■ **The exercise**
Go through the entries below and print each one exactly, leaving out pictures.

■ **Recorded data**
-*-*-

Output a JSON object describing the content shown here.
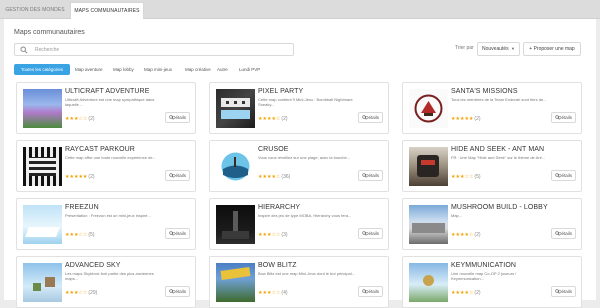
{
  "tabs": [
    "GESTION DES MONDES",
    "MAPS COMMUNAUTAIRES"
  ],
  "page_title": "Maps communautaires",
  "search": {
    "placeholder": "Recherche"
  },
  "sort": {
    "label": "Trier par",
    "selected": "Nouveautés"
  },
  "propose_label": "+ Proposer une map",
  "filters": [
    "Toutes les catégories",
    "Map aventure",
    "Map lobby",
    "Map mini-jeux",
    "Map créative",
    "Autre",
    "Lundi PVP"
  ],
  "details_label": "Détails",
  "icons": {
    "search": "search-icon",
    "details": "magnifier-icon",
    "dropdown": "caret-down-icon"
  },
  "colors": {
    "accent": "#3aa3e3",
    "star": "#f2a200"
  },
  "maps": [
    {
      "title": "ULTICRAFT ADVENTURE",
      "desc": "Ulticraft Adventure est une map sympathique dans laquelle ...",
      "stars": "★★★☆☆",
      "count": "(2)",
      "rating": 3,
      "thumb": "thumb-a"
    },
    {
      "title": "PIXEL PARTY",
      "desc": "Cette map contient 9 Mini-Jeux : Bombball Nightmare Sneaky...",
      "stars": "★★★★☆",
      "count": "(2)",
      "rating": 4,
      "thumb": "thumb-b"
    },
    {
      "title": "SANTA'S MISSIONS",
      "desc": "Tous les membres de la Team Endorah sont fiers de...",
      "stars": "★★★★★",
      "count": "(2)",
      "rating": 5,
      "thumb": "thumb-c"
    },
    {
      "title": "RAYCAST PARKOUR",
      "desc": "Cette map offre une toute nouvelle expérience de...",
      "stars": "★★★★★",
      "count": "(2)",
      "rating": 5,
      "thumb": "thumb-d"
    },
    {
      "title": "CRUSOE",
      "desc": "Vous vous réveillez sur une plage, avec la bouche...",
      "stars": "★★★★☆",
      "count": "(36)",
      "rating": 4,
      "thumb": "thumb-e"
    },
    {
      "title": "HIDE AND SEEK - ANT MAN",
      "desc": "FR : Une Map \"Hide and Seek\" sur le thème de Ant...",
      "stars": "★★★☆☆",
      "count": "(5)",
      "rating": 3,
      "thumb": "thumb-f"
    },
    {
      "title": "FREEZUN",
      "desc": "Présentation : Freezun est un mini-jeux inspiré...",
      "stars": "★★★☆☆",
      "count": "(5)",
      "rating": 3,
      "thumb": "thumb-g"
    },
    {
      "title": "HIERARCHY",
      "desc": "Inspiré des jeu de type MOBA, Hierarchy vous fera...",
      "stars": "★★★☆☆",
      "count": "(3)",
      "rating": 3,
      "thumb": "thumb-h"
    },
    {
      "title": "MUSHROOM BUILD - LOBBY",
      "desc": "Map...",
      "stars": "★★★★☆",
      "count": "(2)",
      "rating": 4,
      "thumb": "thumb-i"
    },
    {
      "title": "ADVANCED SKY",
      "desc": "Les maps Skyblock font partie des plus anciennes maps...",
      "stars": "★★★☆☆",
      "count": "(29)",
      "rating": 3,
      "thumb": "thumb-j"
    },
    {
      "title": "BOW BLITZ",
      "desc": "Bow Blitz est une map Mini-Jeux dont le but principal...",
      "stars": "★★★☆☆",
      "count": "(4)",
      "rating": 3,
      "thumb": "thumb-k"
    },
    {
      "title": "KEYMMUNICATION",
      "desc": "Une nouvelle map Co-OP 2 joueurs ! Keymmunication...",
      "stars": "★★★★☆",
      "count": "(2)",
      "rating": 4,
      "thumb": "thumb-l"
    }
  ]
}
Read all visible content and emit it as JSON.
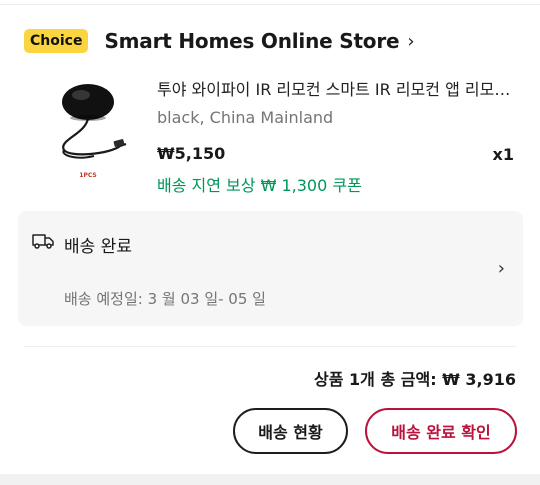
{
  "store": {
    "badge": "Choice",
    "name": "Smart Homes Online Store",
    "chevron": "chevron-right-icon"
  },
  "item": {
    "image_label": "1PCS",
    "title": "투야 와이파이 IR 리모컨 스마트 IR 리모컨 앱 리모컨 스마트 홈",
    "variant": "black, China Mainland",
    "price": "₩5,150",
    "quantity": "x1",
    "coupon": "배송 지연 보상 ₩ 1,300 쿠폰"
  },
  "shipping": {
    "icon": "truck-icon",
    "status": "배송 완료",
    "estimate": "배송 예정일: 3 월 03 일- 05 일"
  },
  "order": {
    "total": "상품 1개 총 금액: ₩ 3,916"
  },
  "actions": {
    "track_label": "배송 현황",
    "confirm_label": "배송 완료 확인"
  },
  "colors": {
    "badge": "#fbd53f",
    "coupon_green": "#00965a",
    "confirm_red": "#b9123d"
  }
}
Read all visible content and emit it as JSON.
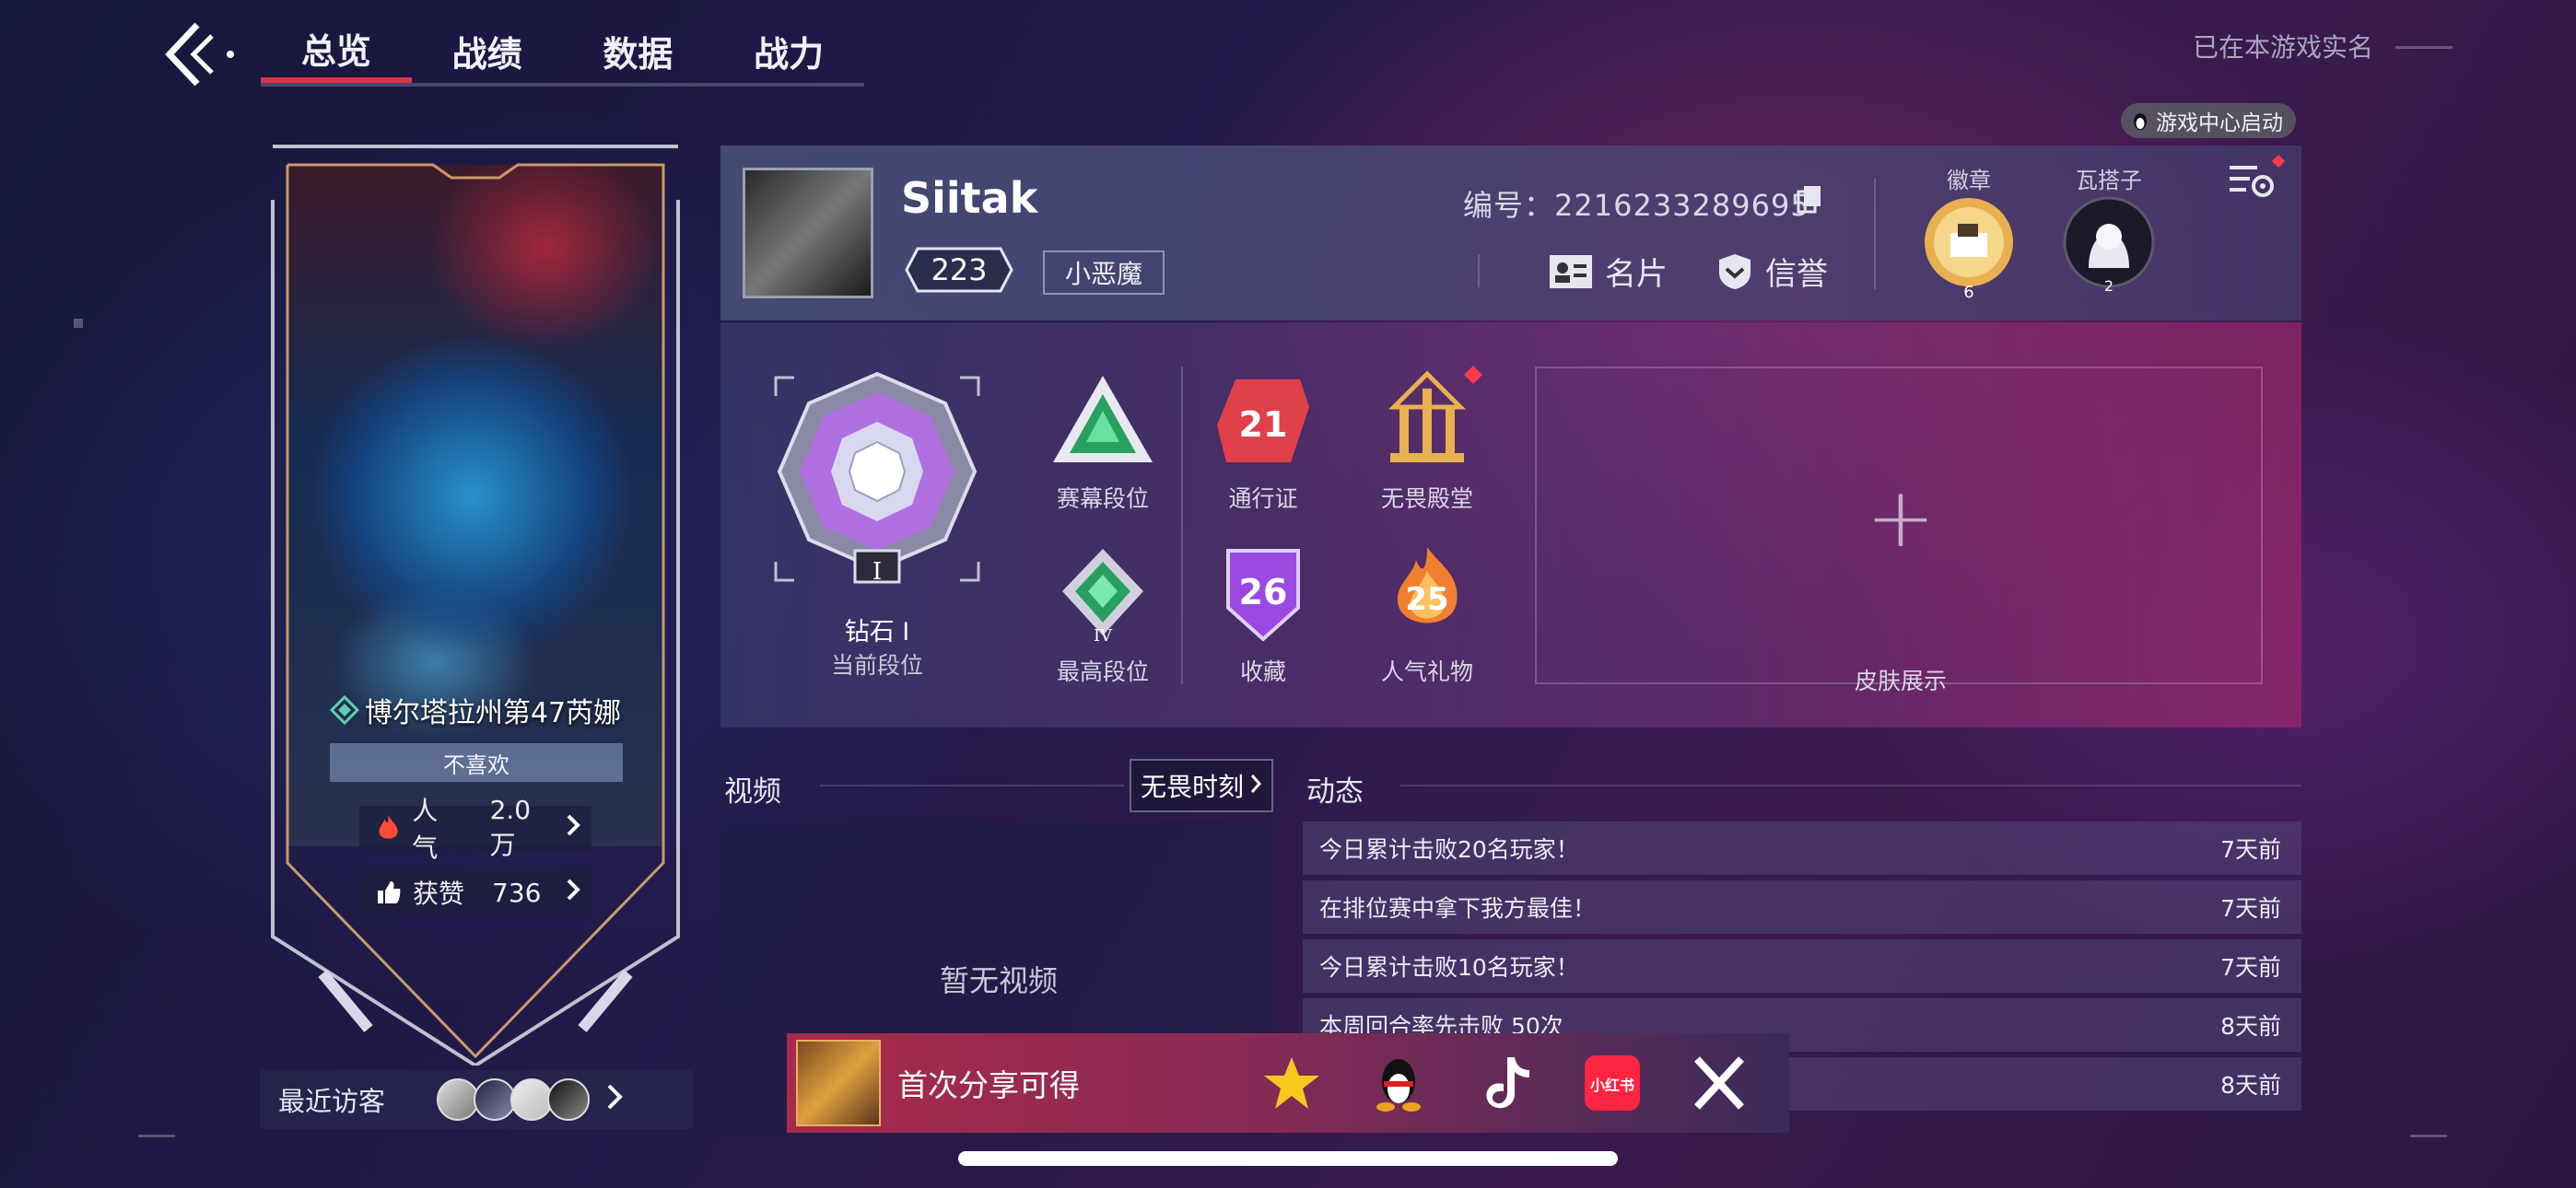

-*-*-

■ **The completed task**
Output a JSON object describing the content shown here.
{
  "tabs": [
    "GESTION DES MONDES",
    "MAPS COMMUNAUTAIRES"
  ],
  "page_title": "Maps communautaires",
  "search": {
    "placeholder": "Recherche"
  },
  "sort": {
    "label": "Trier par",
    "selected": "Nouveautés"
  },
  "propose_label": "+ Proposer une map",
  "filters": [
    "Toutes les catégories",
    "Map aventure",
    "Map lobby",
    "Map mini-jeux",
    "Map créative",
    "Autre",
    "Lundi PVP"
  ],
  "details_label": "Détails",
  "icons": {
    "search": "search-icon",
    "details": "magnifier-icon",
    "dropdown": "caret-down-icon"
  },
  "colors": {
    "accent": "#3aa3e3",
    "star": "#f2a200"
  },
  "maps": [
    {
      "title": "ULTICRAFT ADVENTURE",
      "desc": "Ulticraft Adventure est une map sympathique dans laquelle ...",
      "stars": "★★★☆☆",
      "count": "(2)",
      "rating": 3,
      "thumb": "thumb-a"
    },
    {
      "title": "PIXEL PARTY",
      "desc": "Cette map contient 9 Mini-Jeux : Bombball Nightmare Sneaky...",
      "stars": "★★★★☆",
      "count": "(2)",
      "rating": 4,
      "thumb": "thumb-b"
    },
    {
      "title": "SANTA'S MISSIONS",
      "desc": "Tous les membres de la Team Endorah sont fiers de...",
      "stars": "★★★★★",
      "count": "(2)",
      "rating": 5,
      "thumb": "thumb-c"
    },
    {
      "title": "RAYCAST PARKOUR",
      "desc": "Cette map offre une toute nouvelle expérience de...",
      "stars": "★★★★★",
      "count": "(2)",
      "rating": 5,
      "thumb": "thumb-d"
    },
    {
      "title": "CRUSOE",
      "desc": "Vous vous réveillez sur une plage, avec la bouche...",
      "stars": "★★★★☆",
      "count": "(36)",
      "rating": 4,
      "thumb": "thumb-e"
    },
    {
      "title": "HIDE AND SEEK - ANT MAN",
      "desc": "FR : Une Map \"Hide and Seek\" sur le thème de Ant...",
      "stars": "★★★☆☆",
      "count": "(5)",
      "rating": 3,
      "thumb": "thumb-f"
    },
    {
      "title": "FREEZUN",
      "desc": "Présentation : Freezun est un mini-jeux inspiré...",
      "stars": "★★★☆☆",
      "count": "(5)",
      "rating": 3,
      "thumb": "thumb-g"
    },
    {
      "title": "HIERARCHY",
      "desc": "Inspiré des jeu de type MOBA, Hierarchy vous fera...",
      "stars": "★★★☆☆",
      "count": "(3)",
      "rating": 3,
      "thumb": "thumb-h"
    },
    {
      "title": "MUSHROOM BUILD - LOBBY",
      "desc": "Map...",
      "stars": "★★★★☆",
      "count": "(2)",
      "rating": 4,
      "thumb": "thumb-i"
    },
    {
      "title": "ADVANCED SKY",
      "desc": "Les maps Skyblock font partie des plus anciennes maps...",
      "stars": "★★★☆☆",
      "count": "(29)",
      "rating": 3,
      "thumb": "thumb-j"
    },
    {
      "title": "BOW BLITZ",
      "desc": "Bow Blitz est une map Mini-Jeux dont le but principal...",
      "stars": "★★★☆☆",
      "count": "(4)",
      "rating": 3,
      "thumb": "thumb-k"
    },
    {
      "title": "KEYMMUNICATION",
      "desc": "Une nouvelle map Co-OP 2 joueurs ! Keymmunication...",
      "stars": "★★★★☆",
      "count": "(2)",
      "rating": 4,
      "thumb": "thumb-l"
    }
  ]
}
Read all visible content and emit it as JSON.
{
  "store": {
    "badge": "Choice",
    "name": "Smart Homes Online Store",
    "chevron": "chevron-right-icon"
  },
  "item": {
    "image_label": "1PCS",
    "title": "투야 와이파이 IR 리모컨 스마트 IR 리모컨 앱 리모컨 스마트 홈",
    "variant": "black, China Mainland",
    "price": "₩5,150",
    "quantity": "x1",
    "coupon": "배송 지연 보상 ₩ 1,300 쿠폰"
  },
  "shipping": {
    "icon": "truck-icon",
    "status": "배송 완료",
    "estimate": "배송 예정일: 3 월 03 일- 05 일"
  },
  "order": {
    "total": "상품 1개 총 금액: ₩ 3,916"
  },
  "actions": {
    "track_label": "배송 현황",
    "confirm_label": "배송 완료 확인"
  },
  "colors": {
    "badge": "#fbd53f",
    "coupon_green": "#00965a",
    "confirm_red": "#b9123d"
  }
}
Read all visible content and emit it as JSON.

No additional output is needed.